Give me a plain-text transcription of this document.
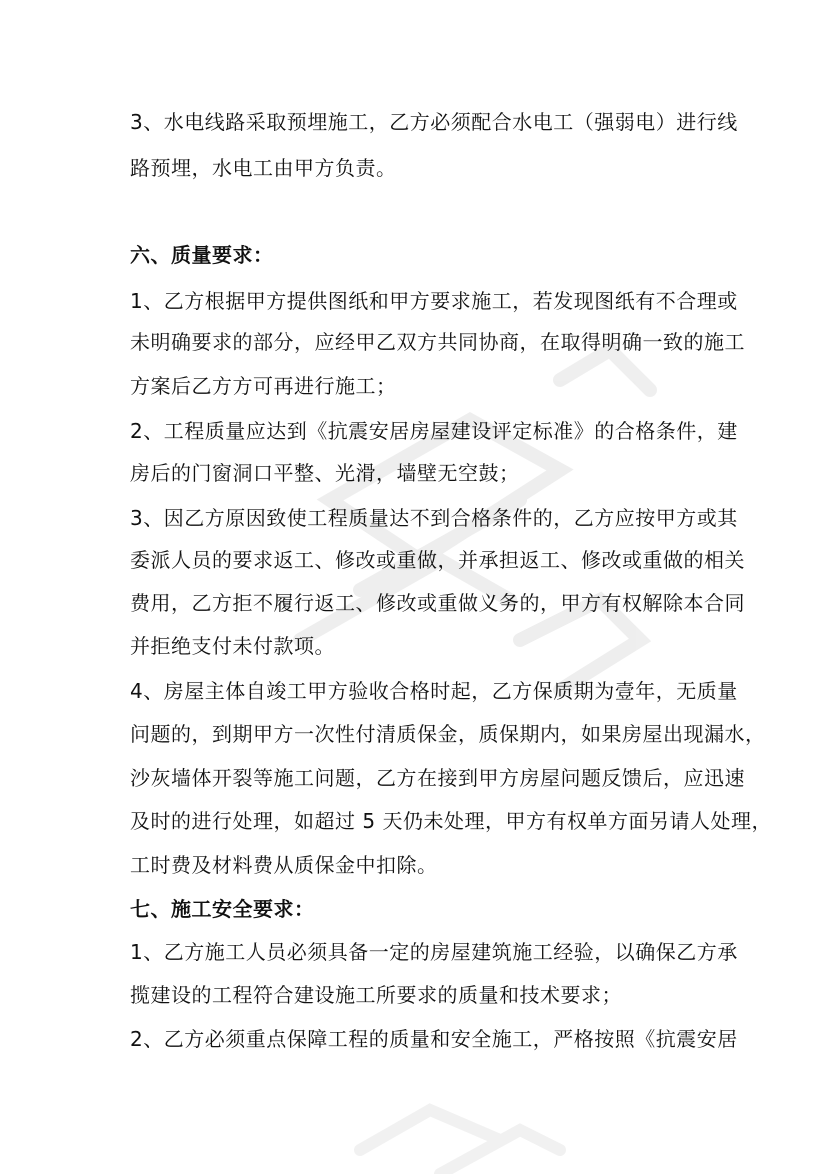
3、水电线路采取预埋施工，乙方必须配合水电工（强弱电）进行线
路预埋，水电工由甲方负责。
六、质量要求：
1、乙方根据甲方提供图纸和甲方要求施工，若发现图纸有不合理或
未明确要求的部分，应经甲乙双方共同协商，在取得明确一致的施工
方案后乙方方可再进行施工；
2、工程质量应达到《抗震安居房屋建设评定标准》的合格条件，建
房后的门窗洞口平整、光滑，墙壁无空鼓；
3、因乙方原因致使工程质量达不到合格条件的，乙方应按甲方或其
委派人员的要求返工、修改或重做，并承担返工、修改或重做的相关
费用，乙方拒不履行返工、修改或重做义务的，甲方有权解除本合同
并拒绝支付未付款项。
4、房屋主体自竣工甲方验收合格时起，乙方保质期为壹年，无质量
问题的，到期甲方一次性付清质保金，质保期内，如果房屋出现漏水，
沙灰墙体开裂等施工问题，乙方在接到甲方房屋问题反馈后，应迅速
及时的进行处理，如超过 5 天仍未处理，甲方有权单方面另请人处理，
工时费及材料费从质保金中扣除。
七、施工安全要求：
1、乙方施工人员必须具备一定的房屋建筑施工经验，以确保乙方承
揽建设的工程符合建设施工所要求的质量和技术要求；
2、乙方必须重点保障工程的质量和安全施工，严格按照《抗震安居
━━━━━━━━━━
▶ **Work to complete**
Without the pictures, repeat all the records word for word.

▶ **Written response**
Give me a plain-text transcription of this document.
3、水电线路采取预埋施工，乙方必须配合水电工（强弱电）进行线
路预埋，水电工由甲方负责。
六、质量要求：
1、乙方根据甲方提供图纸和甲方要求施工，若发现图纸有不合理或
未明确要求的部分，应经甲乙双方共同协商，在取得明确一致的施工
方案后乙方方可再进行施工；
2、工程质量应达到《抗震安居房屋建设评定标准》的合格条件，建
房后的门窗洞口平整、光滑，墙壁无空鼓；
3、因乙方原因致使工程质量达不到合格条件的，乙方应按甲方或其
委派人员的要求返工、修改或重做，并承担返工、修改或重做的相关
费用，乙方拒不履行返工、修改或重做义务的，甲方有权解除本合同
并拒绝支付未付款项。
4、房屋主体自竣工甲方验收合格时起，乙方保质期为壹年，无质量
问题的，到期甲方一次性付清质保金，质保期内，如果房屋出现漏水，
沙灰墙体开裂等施工问题，乙方在接到甲方房屋问题反馈后，应迅速
及时的进行处理，如超过 5 天仍未处理，甲方有权单方面另请人处理，
工时费及材料费从质保金中扣除。
七、施工安全要求：
1、乙方施工人员必须具备一定的房屋建筑施工经验，以确保乙方承
揽建设的工程符合建设施工所要求的质量和技术要求；
2、乙方必须重点保障工程的质量和安全施工，严格按照《抗震安居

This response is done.